(Data records)
________

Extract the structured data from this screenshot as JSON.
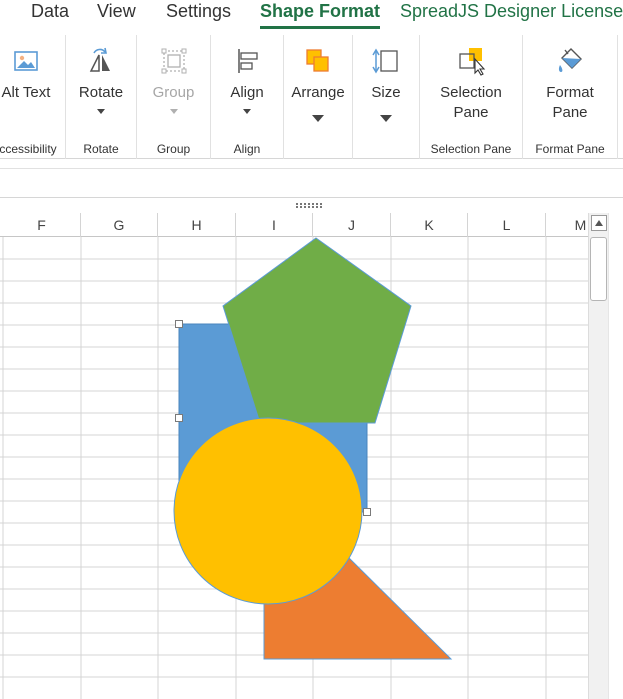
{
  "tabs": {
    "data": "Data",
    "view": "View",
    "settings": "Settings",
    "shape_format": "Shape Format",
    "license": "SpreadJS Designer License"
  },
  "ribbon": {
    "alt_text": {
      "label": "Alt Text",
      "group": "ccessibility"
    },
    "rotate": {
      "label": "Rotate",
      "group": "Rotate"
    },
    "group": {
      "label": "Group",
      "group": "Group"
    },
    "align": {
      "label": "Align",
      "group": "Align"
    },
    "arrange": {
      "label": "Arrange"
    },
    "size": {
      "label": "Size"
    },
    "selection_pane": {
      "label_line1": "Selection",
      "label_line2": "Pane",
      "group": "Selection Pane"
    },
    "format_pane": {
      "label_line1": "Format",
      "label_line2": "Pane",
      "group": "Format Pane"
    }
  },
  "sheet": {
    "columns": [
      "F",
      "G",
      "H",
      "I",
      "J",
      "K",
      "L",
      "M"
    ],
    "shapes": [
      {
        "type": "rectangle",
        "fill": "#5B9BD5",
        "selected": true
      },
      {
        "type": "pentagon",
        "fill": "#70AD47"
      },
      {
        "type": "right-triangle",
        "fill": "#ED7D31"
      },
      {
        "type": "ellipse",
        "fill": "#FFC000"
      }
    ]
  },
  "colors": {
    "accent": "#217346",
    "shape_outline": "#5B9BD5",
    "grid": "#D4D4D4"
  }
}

________

» WORK INSTRUCTIONS
Repeat the material above verbatim. Leave the pictures behind.

» SOLVED PROBLEM
Extract the structured data from this screenshot as JSON.
{
  "tabs": {
    "data": "Data",
    "view": "View",
    "settings": "Settings",
    "shape_format": "Shape Format",
    "license": "SpreadJS Designer License"
  },
  "ribbon": {
    "alt_text": {
      "label": "Alt Text",
      "group": "ccessibility"
    },
    "rotate": {
      "label": "Rotate",
      "group": "Rotate"
    },
    "group": {
      "label": "Group",
      "group": "Group"
    },
    "align": {
      "label": "Align",
      "group": "Align"
    },
    "arrange": {
      "label": "Arrange"
    },
    "size": {
      "label": "Size"
    },
    "selection_pane": {
      "label_line1": "Selection",
      "label_line2": "Pane",
      "group": "Selection Pane"
    },
    "format_pane": {
      "label_line1": "Format",
      "label_line2": "Pane",
      "group": "Format Pane"
    }
  },
  "sheet": {
    "columns": [
      "F",
      "G",
      "H",
      "I",
      "J",
      "K",
      "L",
      "M"
    ],
    "shapes": [
      {
        "type": "rectangle",
        "fill": "#5B9BD5",
        "selected": true
      },
      {
        "type": "pentagon",
        "fill": "#70AD47"
      },
      {
        "type": "right-triangle",
        "fill": "#ED7D31"
      },
      {
        "type": "ellipse",
        "fill": "#FFC000"
      }
    ]
  },
  "colors": {
    "accent": "#217346",
    "shape_outline": "#5B9BD5",
    "grid": "#D4D4D4"
  }
}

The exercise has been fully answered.